WHAT IS NEEDED: In the entries below, identify every line with the string "Маяковского" and copy it.

MATERIAL PROVIDED:
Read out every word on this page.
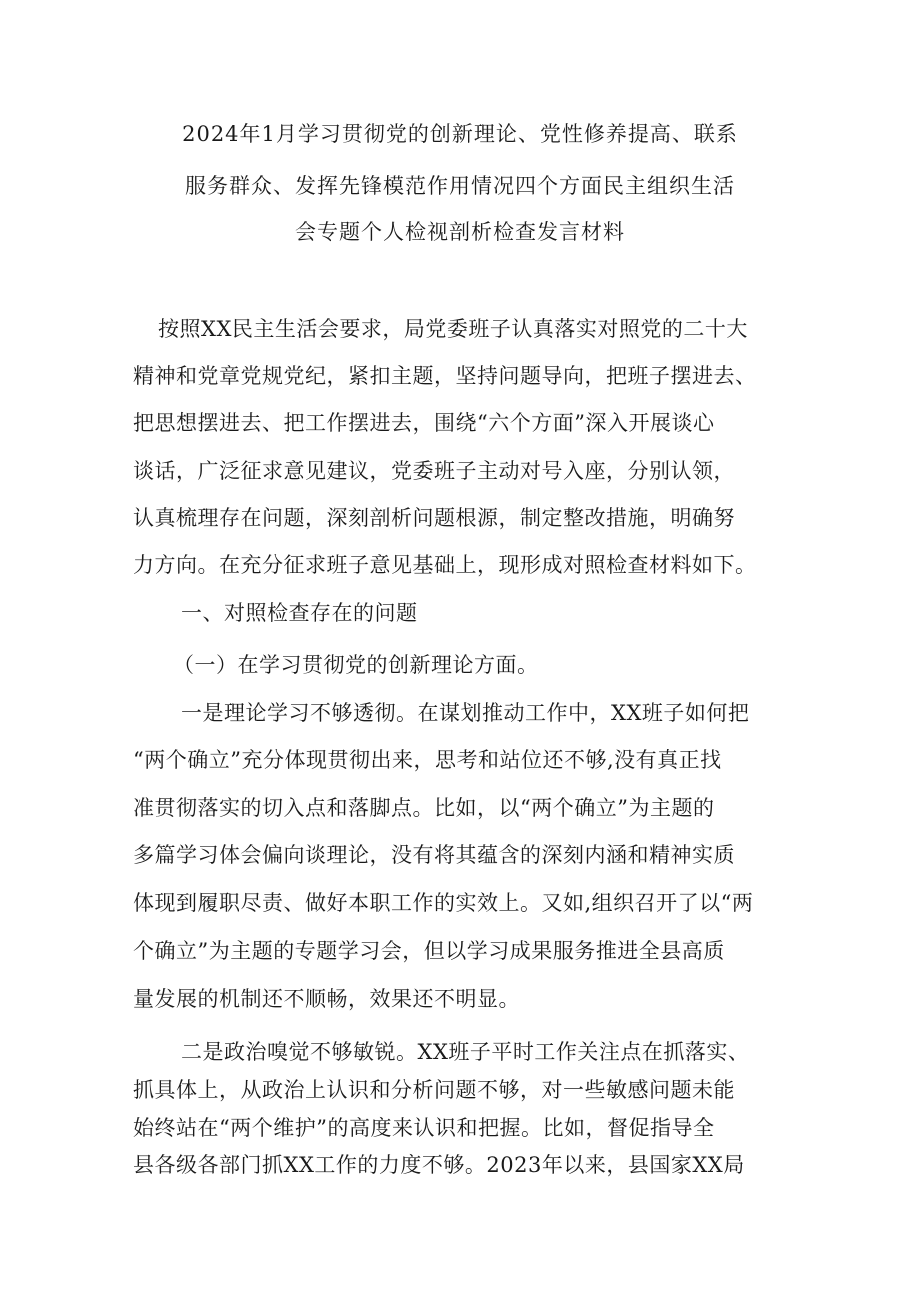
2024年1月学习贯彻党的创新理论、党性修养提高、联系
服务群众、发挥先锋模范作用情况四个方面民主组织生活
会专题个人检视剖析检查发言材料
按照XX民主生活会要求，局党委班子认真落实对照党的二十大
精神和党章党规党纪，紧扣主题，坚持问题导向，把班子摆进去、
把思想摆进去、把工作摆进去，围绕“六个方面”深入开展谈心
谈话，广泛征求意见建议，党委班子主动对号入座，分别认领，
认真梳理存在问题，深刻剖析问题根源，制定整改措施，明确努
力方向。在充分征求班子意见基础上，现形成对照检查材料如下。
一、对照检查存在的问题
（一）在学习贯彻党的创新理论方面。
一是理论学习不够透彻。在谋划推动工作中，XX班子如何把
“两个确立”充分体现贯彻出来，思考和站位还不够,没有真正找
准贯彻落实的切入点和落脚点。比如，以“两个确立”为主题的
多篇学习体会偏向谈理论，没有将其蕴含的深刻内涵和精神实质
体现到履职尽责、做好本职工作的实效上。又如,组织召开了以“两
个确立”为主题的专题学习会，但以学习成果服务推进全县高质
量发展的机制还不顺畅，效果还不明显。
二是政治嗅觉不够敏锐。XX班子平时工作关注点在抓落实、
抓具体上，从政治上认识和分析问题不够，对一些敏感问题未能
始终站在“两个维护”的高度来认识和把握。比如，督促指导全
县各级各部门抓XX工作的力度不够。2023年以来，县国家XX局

...

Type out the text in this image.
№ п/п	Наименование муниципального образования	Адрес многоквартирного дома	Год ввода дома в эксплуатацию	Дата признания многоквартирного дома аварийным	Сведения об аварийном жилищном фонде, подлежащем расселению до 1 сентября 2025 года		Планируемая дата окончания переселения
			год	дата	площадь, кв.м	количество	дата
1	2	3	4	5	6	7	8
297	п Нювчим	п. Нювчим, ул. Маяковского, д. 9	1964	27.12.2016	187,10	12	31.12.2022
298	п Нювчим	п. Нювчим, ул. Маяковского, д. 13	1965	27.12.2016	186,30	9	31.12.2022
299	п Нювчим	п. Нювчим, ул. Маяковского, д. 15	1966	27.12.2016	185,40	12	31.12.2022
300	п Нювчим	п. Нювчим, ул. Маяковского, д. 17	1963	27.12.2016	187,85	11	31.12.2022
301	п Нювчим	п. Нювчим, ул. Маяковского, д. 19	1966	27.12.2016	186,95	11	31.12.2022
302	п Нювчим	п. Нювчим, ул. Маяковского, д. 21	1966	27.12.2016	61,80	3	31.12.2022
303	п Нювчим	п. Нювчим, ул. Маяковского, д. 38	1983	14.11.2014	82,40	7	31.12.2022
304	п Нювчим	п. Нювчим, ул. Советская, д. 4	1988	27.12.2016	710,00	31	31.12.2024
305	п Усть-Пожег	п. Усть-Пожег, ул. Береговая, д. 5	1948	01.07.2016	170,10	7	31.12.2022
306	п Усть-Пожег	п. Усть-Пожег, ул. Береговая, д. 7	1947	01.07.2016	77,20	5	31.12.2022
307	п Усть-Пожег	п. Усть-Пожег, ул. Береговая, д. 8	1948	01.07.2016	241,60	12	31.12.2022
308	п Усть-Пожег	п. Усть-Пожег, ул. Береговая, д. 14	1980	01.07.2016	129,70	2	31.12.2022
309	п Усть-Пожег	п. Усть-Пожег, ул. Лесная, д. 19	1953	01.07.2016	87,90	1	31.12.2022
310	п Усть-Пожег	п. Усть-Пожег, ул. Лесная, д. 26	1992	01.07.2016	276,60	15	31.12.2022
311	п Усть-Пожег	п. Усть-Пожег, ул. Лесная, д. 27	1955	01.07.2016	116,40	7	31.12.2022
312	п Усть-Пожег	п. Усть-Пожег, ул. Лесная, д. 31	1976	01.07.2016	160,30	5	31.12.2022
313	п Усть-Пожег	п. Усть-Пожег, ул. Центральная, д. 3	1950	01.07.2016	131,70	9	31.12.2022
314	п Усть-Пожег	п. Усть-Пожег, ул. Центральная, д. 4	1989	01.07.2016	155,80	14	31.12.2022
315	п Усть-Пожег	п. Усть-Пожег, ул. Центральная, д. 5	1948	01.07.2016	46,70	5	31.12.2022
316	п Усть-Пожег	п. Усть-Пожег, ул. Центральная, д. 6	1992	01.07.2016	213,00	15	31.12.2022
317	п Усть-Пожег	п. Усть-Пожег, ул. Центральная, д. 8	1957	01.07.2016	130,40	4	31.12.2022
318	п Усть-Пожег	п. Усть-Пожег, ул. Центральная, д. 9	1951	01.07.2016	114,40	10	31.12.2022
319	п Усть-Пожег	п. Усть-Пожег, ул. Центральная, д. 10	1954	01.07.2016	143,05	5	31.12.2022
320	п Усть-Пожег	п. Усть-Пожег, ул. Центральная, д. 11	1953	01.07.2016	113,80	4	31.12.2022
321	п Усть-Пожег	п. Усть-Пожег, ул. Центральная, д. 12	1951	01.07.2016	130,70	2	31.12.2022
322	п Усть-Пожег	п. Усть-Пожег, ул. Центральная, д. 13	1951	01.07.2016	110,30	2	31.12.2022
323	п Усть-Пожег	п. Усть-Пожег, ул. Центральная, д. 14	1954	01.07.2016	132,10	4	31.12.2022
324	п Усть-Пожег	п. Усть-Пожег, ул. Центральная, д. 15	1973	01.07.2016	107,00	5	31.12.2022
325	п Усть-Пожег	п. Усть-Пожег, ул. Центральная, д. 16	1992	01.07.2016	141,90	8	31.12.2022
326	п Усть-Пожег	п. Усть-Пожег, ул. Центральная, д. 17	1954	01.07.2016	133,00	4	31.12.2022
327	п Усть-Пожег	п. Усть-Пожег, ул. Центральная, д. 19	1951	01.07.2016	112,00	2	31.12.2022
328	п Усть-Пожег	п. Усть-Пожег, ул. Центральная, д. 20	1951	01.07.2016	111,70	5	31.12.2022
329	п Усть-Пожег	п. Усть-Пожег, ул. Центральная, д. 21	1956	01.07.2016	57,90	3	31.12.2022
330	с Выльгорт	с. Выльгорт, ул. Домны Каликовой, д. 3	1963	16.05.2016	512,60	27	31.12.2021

RESPONSE TO THIS EXERCISE:
297	п Нювчим	п. Нювчим, ул. Маяковского, д. 9	1964	27.12.2016	187,10	12	31.12.2022
298	п Нювчим	п. Нювчим, ул. Маяковского, д. 13	1965	27.12.2016	186,30	9	31.12.2022
299	п Нювчим	п. Нювчим, ул. Маяковского, д. 15	1966	27.12.2016	185,40	12	31.12.2022
300	п Нювчим	п. Нювчим, ул. Маяковского, д. 17	1963	27.12.2016	187,85	11	31.12.2022
301	п Нювчим	п. Нювчим, ул. Маяковского, д. 19	1966	27.12.2016	186,95	11	31.12.2022
302	п Нювчим	п. Нювчим, ул. Маяковского, д. 21	1966	27.12.2016	61,80	3	31.12.2022
303	п Нювчим	п. Нювчим, ул. Маяковского, д. 38	1983	14.11.2014	82,40	7	31.12.2022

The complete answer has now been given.